Dataset entries:
···

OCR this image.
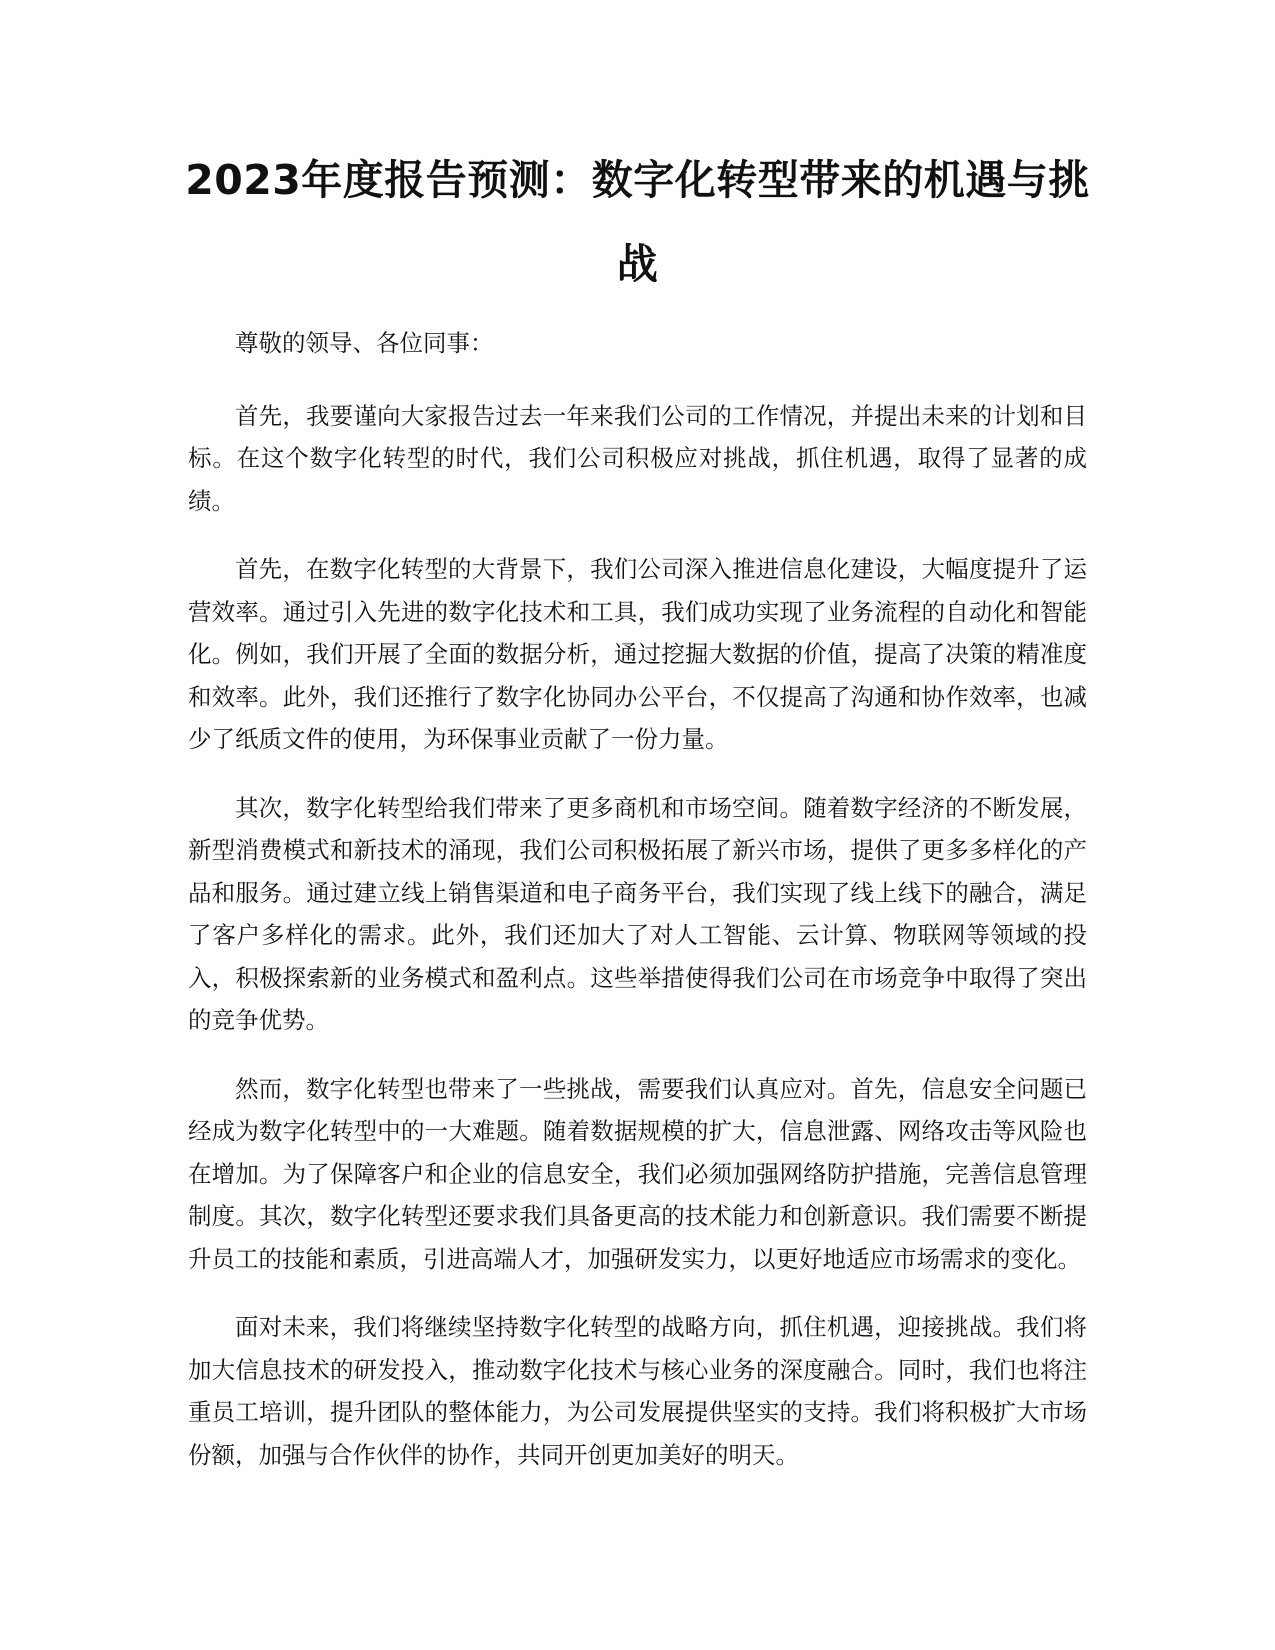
2023年度报告预测：数字化转型带来的机遇与挑战

尊敬的领导、各位同事：

首先，我要谨向大家报告过去一年来我们公司的工作情况，并提出未来的计划和目标。在这个数字化转型的时代，我们公司积极应对挑战，抓住机遇，取得了显著的成绩。

首先，在数字化转型的大背景下，我们公司深入推进信息化建设，大幅度提升了运营效率。通过引入先进的数字化技术和工具，我们成功实现了业务流程的自动化和智能化。例如，我们开展了全面的数据分析，通过挖掘大数据的价值，提高了决策的精准度和效率。此外，我们还推行了数字化协同办公平台，不仅提高了沟通和协作效率，也减少了纸质文件的使用，为环保事业贡献了一份力量。

其次，数字化转型给我们带来了更多商机和市场空间。随着数字经济的不断发展，新型消费模式和新技术的涌现，我们公司积极拓展了新兴市场，提供了更多多样化的产品和服务。通过建立线上销售渠道和电子商务平台，我们实现了线上线下的融合，满足了客户多样化的需求。此外，我们还加大了对人工智能、云计算、物联网等领域的投入，积极探索新的业务模式和盈利点。这些举措使得我们公司在市场竞争中取得了突出的竞争优势。

然而，数字化转型也带来了一些挑战，需要我们认真应对。首先，信息安全问题已经成为数字化转型中的一大难题。随着数据规模的扩大，信息泄露、网络攻击等风险也在增加。为了保障客户和企业的信息安全，我们必须加强网络防护措施，完善信息管理制度。其次，数字化转型还要求我们具备更高的技术能力和创新意识。我们需要不断提升员工的技能和素质，引进高端人才，加强研发实力，以更好地适应市场需求的变化。

面对未来，我们将继续坚持数字化转型的战略方向，抓住机遇，迎接挑战。我们将加大信息技术的研发投入，推动数字化技术与核心业务的深度融合。同时，我们也将注重员工培训，提升团队的整体能力，为公司发展提供坚实的支持。我们将积极扩大市场份额，加强与合作伙伴的协作，共同开创更加美好的明天。
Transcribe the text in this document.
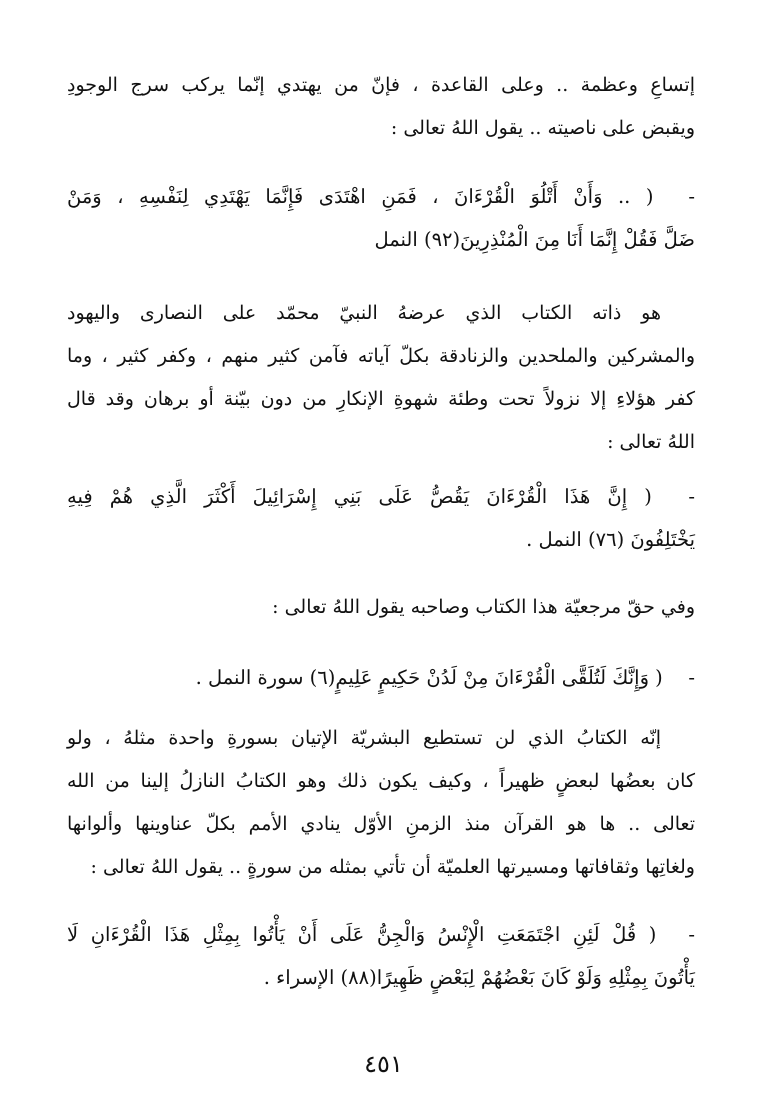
إتساعِ وعظمة .. وعلى القاعدة ، فإنّ من يهتدي إنّما يركب سرج الوجودِ
ويقبض على ناصيته .. يقول اللهُ تعالى :
- ( .. وَأَنْ أَتْلُوَ الْقُرْءَانَ ، فَمَنِ اهْتَدَى فَإِنَّمَا يَهْتَدِي لِنَفْسِهِ ، وَمَنْ
ضَلَّ فَقُلْ إِنَّمَا أَنَا مِنَ الْمُنْذِرِينَ(٩٢) النمل
هو ذاته الكتاب الذي عرضهُ النبيّ محمّد على النصارى واليهود
والمشركين والملحدين والزنادقة بكلّ آياته فآمن كثير منهم ، وكفر كثير ، وما
كفر هؤلاءِ إلا نزولاً تحت وطئة شهوةِ الإنكارِ من دون بيّنة أو برهان وقد قال
اللهُ تعالى :
- ( إِنَّ هَذَا الْقُرْءَانَ يَقُصُّ عَلَى بَنِي إِسْرَائِيلَ أَكْثَرَ الَّذِي هُمْ فِيهِ
يَخْتَلِفُونَ (٧٦) النمل .
وفي حقّ مرجعيّة هذا الكتاب وصاحبه يقول اللهُ تعالى :
- ( وَإِنَّكَ لَتُلَقَّى الْقُرْءَانَ مِنْ لَدُنْ حَكِيمٍ عَلِيمٍ(٦) سورة النمل .
إنّه الكتابُ الذي لن تستطيع البشريّة الإتيان بسورةِ واحدة مثلهُ ، ولو
كان بعضُها لبعضٍ ظهيراً ، وكيف يكون ذلك وهو الكتابُ النازلُ إلينا من الله
تعالى .. ها هو القرآن منذ الزمنِ الأوّل ينادي الأمم بكلّ عناوينها وألوانها
ولغاتِها وثقافاتها ومسيرتها العلميّة أن تأتي بمثله من سورةٍ .. يقول اللهُ تعالى :
- ( قُلْ لَئِنِ اجْتَمَعَتِ الْإِنْسُ وَالْجِنُّ عَلَى أَنْ يَأْتُوا بِمِثْلِ هَذَا الْقُرْءَانِ لَا
يَأْتُونَ بِمِثْلِهِ وَلَوْ كَانَ بَعْضُهُمْ لِبَعْضٍ ظَهِيرًا(٨٨) الإسراء .
٤٥١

···

## Exercise prompt
Copy out the listing exactly as it stands, but not the pictures.

## Task response
OCR this image.
2023年度报告预测：数字化转型带来的机遇与挑战

尊敬的领导、各位同事：

首先，我要谨向大家报告过去一年来我们公司的工作情况，并提出未来的计划和目标。在这个数字化转型的时代，我们公司积极应对挑战，抓住机遇，取得了显著的成绩。

首先，在数字化转型的大背景下，我们公司深入推进信息化建设，大幅度提升了运营效率。通过引入先进的数字化技术和工具，我们成功实现了业务流程的自动化和智能化。例如，我们开展了全面的数据分析，通过挖掘大数据的价值，提高了决策的精准度和效率。此外，我们还推行了数字化协同办公平台，不仅提高了沟通和协作效率，也减少了纸质文件的使用，为环保事业贡献了一份力量。

其次，数字化转型给我们带来了更多商机和市场空间。随着数字经济的不断发展，新型消费模式和新技术的涌现，我们公司积极拓展了新兴市场，提供了更多多样化的产品和服务。通过建立线上销售渠道和电子商务平台，我们实现了线上线下的融合，满足了客户多样化的需求。此外，我们还加大了对人工智能、云计算、物联网等领域的投入，积极探索新的业务模式和盈利点。这些举措使得我们公司在市场竞争中取得了突出的竞争优势。

然而，数字化转型也带来了一些挑战，需要我们认真应对。首先，信息安全问题已经成为数字化转型中的一大难题。随着数据规模的扩大，信息泄露、网络攻击等风险也在增加。为了保障客户和企业的信息安全，我们必须加强网络防护措施，完善信息管理制度。其次，数字化转型还要求我们具备更高的技术能力和创新意识。我们需要不断提升员工的技能和素质，引进高端人才，加强研发实力，以更好地适应市场需求的变化。

面对未来，我们将继续坚持数字化转型的战略方向，抓住机遇，迎接挑战。我们将加大信息技术的研发投入，推动数字化技术与核心业务的深度融合。同时，我们也将注重员工培训，提升团队的整体能力，为公司发展提供坚实的支持。我们将积极扩大市场份额，加强与合作伙伴的协作，共同开创更加美好的明天。
Transcribe the text in this document.
إتساعِ وعظمة .. وعلى القاعدة ، فإنّ من يهتدي إنّما يركب سرج الوجودِ
ويقبض على ناصيته .. يقول اللهُ تعالى :
- ( .. وَأَنْ أَتْلُوَ الْقُرْءَانَ ، فَمَنِ اهْتَدَى فَإِنَّمَا يَهْتَدِي لِنَفْسِهِ ، وَمَنْ
ضَلَّ فَقُلْ إِنَّمَا أَنَا مِنَ الْمُنْذِرِينَ(٩٢) النمل
هو ذاته الكتاب الذي عرضهُ النبيّ محمّد على النصارى واليهود
والمشركين والملحدين والزنادقة بكلّ آياته فآمن كثير منهم ، وكفر كثير ، وما
كفر هؤلاءِ إلا نزولاً تحت وطئة شهوةِ الإنكارِ من دون بيّنة أو برهان وقد قال
اللهُ تعالى :
- ( إِنَّ هَذَا الْقُرْءَانَ يَقُصُّ عَلَى بَنِي إِسْرَائِيلَ أَكْثَرَ الَّذِي هُمْ فِيهِ
يَخْتَلِفُونَ (٧٦) النمل .
وفي حقّ مرجعيّة هذا الكتاب وصاحبه يقول اللهُ تعالى :
- ( وَإِنَّكَ لَتُلَقَّى الْقُرْءَانَ مِنْ لَدُنْ حَكِيمٍ عَلِيمٍ(٦) سورة النمل .
إنّه الكتابُ الذي لن تستطيع البشريّة الإتيان بسورةِ واحدة مثلهُ ، ولو
كان بعضُها لبعضٍ ظهيراً ، وكيف يكون ذلك وهو الكتابُ النازلُ إلينا من الله
تعالى .. ها هو القرآن منذ الزمنِ الأوّل ينادي الأمم بكلّ عناوينها وألوانها
ولغاتِها وثقافاتها ومسيرتها العلميّة أن تأتي بمثله من سورةٍ .. يقول اللهُ تعالى :
- ( قُلْ لَئِنِ اجْتَمَعَتِ الْإِنْسُ وَالْجِنُّ عَلَى أَنْ يَأْتُوا بِمِثْلِ هَذَا الْقُرْءَانِ لَا
يَأْتُونَ بِمِثْلِهِ وَلَوْ كَانَ بَعْضُهُمْ لِبَعْضٍ ظَهِيرًا(٨٨) الإسراء .
٤٥١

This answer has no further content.